== Data shown ==
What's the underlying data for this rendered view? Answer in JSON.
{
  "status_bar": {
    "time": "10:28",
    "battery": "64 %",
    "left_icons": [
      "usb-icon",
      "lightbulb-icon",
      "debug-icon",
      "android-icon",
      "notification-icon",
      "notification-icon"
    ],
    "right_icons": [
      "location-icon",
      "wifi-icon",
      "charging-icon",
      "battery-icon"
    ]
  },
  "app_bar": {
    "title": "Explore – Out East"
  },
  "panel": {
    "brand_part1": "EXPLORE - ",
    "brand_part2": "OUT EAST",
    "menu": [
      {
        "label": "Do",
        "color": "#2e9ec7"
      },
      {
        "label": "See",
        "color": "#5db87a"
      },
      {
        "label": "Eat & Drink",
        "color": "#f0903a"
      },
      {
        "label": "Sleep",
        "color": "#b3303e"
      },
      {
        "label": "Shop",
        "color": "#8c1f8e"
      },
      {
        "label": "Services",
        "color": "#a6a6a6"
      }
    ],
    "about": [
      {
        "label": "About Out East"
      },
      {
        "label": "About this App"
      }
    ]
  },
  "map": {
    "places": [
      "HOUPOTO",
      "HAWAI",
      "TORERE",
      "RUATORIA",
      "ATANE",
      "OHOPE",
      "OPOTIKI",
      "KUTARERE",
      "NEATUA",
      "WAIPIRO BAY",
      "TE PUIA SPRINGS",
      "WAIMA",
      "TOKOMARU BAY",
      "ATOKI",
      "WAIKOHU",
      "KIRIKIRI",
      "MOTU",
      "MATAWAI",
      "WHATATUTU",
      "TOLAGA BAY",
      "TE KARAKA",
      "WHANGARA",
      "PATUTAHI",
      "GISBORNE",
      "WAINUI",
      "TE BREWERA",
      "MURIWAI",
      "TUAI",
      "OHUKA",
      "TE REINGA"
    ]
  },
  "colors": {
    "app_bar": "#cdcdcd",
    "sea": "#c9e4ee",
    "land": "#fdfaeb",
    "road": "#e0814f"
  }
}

== Brief ==
Recopy all the lines exactly as they appear.

== The answer ==
What's the underlying data for this rendered view? Answer in JSON.
{
  "status_bar": {
    "time": "10:28",
    "battery": "64 %",
    "left_icons": [
      "usb-icon",
      "lightbulb-icon",
      "debug-icon",
      "android-icon",
      "notification-icon",
      "notification-icon"
    ],
    "right_icons": [
      "location-icon",
      "wifi-icon",
      "charging-icon",
      "battery-icon"
    ]
  },
  "app_bar": {
    "title": "Explore – Out East"
  },
  "panel": {
    "brand_part1": "EXPLORE - ",
    "brand_part2": "OUT EAST",
    "menu": [
      {
        "label": "Do",
        "color": "#2e9ec7"
      },
      {
        "label": "See",
        "color": "#5db87a"
      },
      {
        "label": "Eat & Drink",
        "color": "#f0903a"
      },
      {
        "label": "Sleep",
        "color": "#b3303e"
      },
      {
        "label": "Shop",
        "color": "#8c1f8e"
      },
      {
        "label": "Services",
        "color": "#a6a6a6"
      }
    ],
    "about": [
      {
        "label": "About Out East"
      },
      {
        "label": "About this App"
      }
    ]
  },
  "map": {
    "places": [
      "HOUPOTO",
      "HAWAI",
      "TORERE",
      "RUATORIA",
      "ATANE",
      "OHOPE",
      "OPOTIKI",
      "KUTARERE",
      "NEATUA",
      "WAIPIRO BAY",
      "TE PUIA SPRINGS",
      "WAIMA",
      "TOKOMARU BAY",
      "ATOKI",
      "WAIKOHU",
      "KIRIKIRI",
      "MOTU",
      "MATAWAI",
      "WHATATUTU",
      "TOLAGA BAY",
      "TE KARAKA",
      "WHANGARA",
      "PATUTAHI",
      "GISBORNE",
      "WAINUI",
      "TE BREWERA",
      "MURIWAI",
      "TUAI",
      "OHUKA",
      "TE REINGA"
    ]
  },
  "colors": {
    "app_bar": "#cdcdcd",
    "sea": "#c9e4ee",
    "land": "#fdfaeb",
    "road": "#e0814f"
  }
}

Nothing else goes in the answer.